Stored records
::::::::::
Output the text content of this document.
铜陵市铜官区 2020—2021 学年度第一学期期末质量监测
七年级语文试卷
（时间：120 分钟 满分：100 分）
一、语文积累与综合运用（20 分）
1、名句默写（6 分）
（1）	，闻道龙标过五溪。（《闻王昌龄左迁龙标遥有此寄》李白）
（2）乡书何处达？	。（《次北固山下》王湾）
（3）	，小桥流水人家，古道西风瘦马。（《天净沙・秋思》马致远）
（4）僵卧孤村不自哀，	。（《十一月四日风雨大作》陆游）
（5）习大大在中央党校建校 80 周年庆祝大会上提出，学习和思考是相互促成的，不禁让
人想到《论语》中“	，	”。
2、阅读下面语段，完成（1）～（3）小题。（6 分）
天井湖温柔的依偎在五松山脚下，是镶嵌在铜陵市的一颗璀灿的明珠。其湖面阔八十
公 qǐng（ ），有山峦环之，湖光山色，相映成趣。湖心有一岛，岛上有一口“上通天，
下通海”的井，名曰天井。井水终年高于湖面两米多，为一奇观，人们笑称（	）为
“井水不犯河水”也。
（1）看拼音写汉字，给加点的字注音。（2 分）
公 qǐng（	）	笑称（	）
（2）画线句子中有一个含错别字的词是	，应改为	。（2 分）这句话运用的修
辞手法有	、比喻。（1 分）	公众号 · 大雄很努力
::::::::::
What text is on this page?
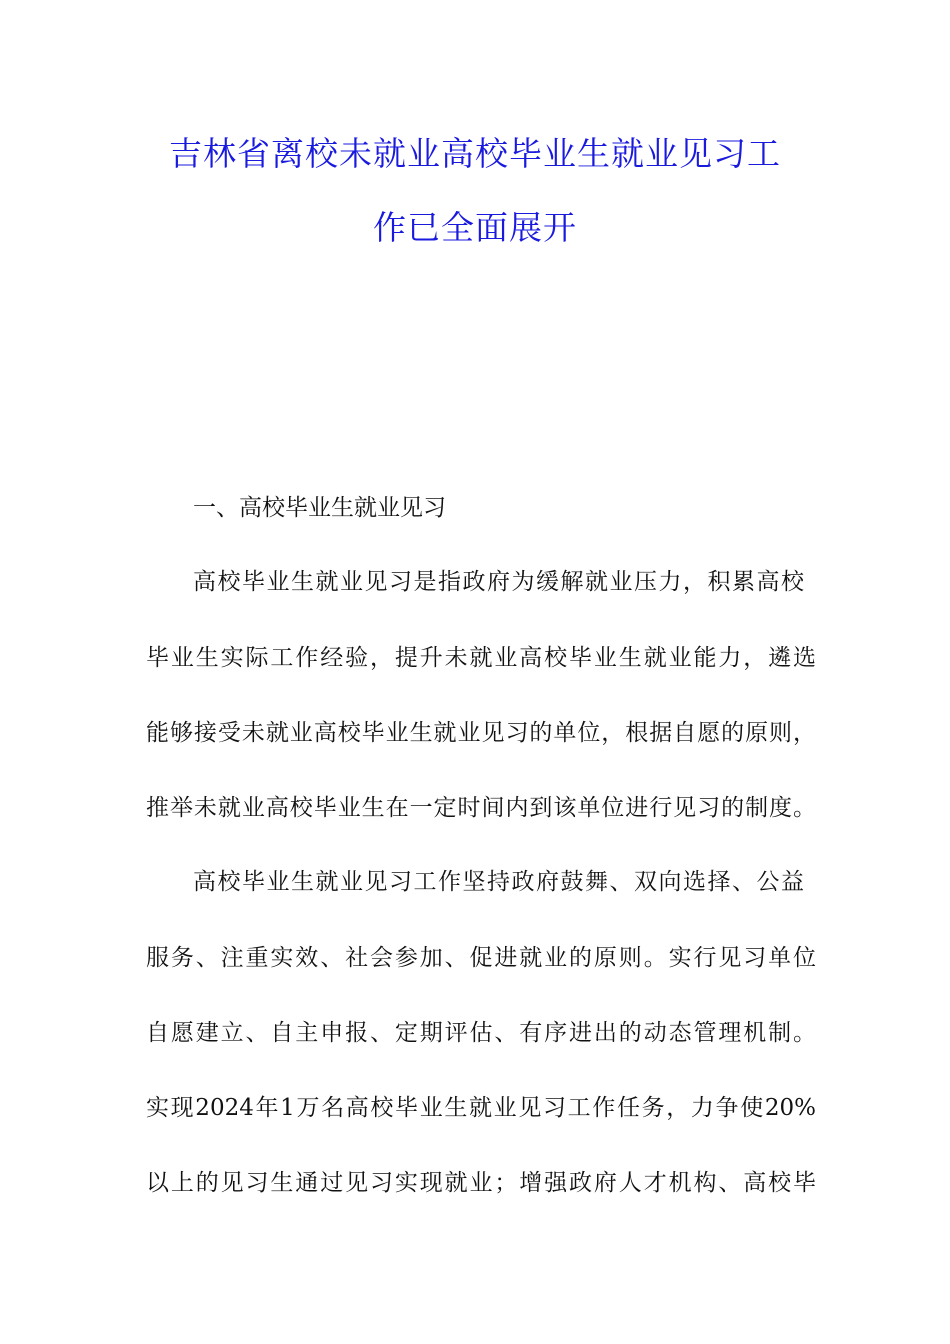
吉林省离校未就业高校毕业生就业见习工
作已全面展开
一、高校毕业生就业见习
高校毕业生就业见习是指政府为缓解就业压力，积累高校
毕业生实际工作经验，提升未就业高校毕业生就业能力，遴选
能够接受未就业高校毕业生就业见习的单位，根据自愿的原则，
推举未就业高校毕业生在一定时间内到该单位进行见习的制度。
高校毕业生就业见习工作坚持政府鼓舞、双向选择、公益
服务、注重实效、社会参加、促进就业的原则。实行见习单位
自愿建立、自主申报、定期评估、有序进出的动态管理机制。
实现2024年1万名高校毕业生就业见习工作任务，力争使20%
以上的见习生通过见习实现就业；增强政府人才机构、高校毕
::::::::::
_WRITTEN EXERCISE_.
Every line in the data above that contains "text" needs to be copied.

_CORRECT RESPONSE_.
Output the text content of this document.
What text is on this page?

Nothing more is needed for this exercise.